**DATA SECTION**
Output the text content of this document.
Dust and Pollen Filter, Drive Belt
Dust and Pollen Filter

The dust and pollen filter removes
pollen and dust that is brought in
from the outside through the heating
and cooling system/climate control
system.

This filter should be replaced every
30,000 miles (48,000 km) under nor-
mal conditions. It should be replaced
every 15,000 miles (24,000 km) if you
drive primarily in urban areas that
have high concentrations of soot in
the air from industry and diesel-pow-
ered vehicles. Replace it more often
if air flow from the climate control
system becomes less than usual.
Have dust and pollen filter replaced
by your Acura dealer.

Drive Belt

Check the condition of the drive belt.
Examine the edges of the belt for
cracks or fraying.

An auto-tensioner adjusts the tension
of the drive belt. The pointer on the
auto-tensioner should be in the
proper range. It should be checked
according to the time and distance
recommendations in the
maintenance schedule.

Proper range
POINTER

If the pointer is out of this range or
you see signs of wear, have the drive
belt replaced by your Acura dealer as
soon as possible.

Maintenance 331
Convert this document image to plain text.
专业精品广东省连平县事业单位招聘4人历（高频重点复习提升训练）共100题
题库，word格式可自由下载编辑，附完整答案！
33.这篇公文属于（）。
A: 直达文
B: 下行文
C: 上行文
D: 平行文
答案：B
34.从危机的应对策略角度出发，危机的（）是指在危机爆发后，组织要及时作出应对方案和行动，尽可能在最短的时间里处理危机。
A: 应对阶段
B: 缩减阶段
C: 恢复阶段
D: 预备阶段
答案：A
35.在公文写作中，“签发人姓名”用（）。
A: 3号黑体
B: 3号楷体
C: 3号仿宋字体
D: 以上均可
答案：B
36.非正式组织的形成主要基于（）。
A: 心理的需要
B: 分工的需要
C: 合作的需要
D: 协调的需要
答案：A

**GOAL OF THE EXERCISE**
Scan the entries above. Copy each line that has the string "control".

**CORRECT RESPONSE**
and cooling system/climate control
if air flow from the climate control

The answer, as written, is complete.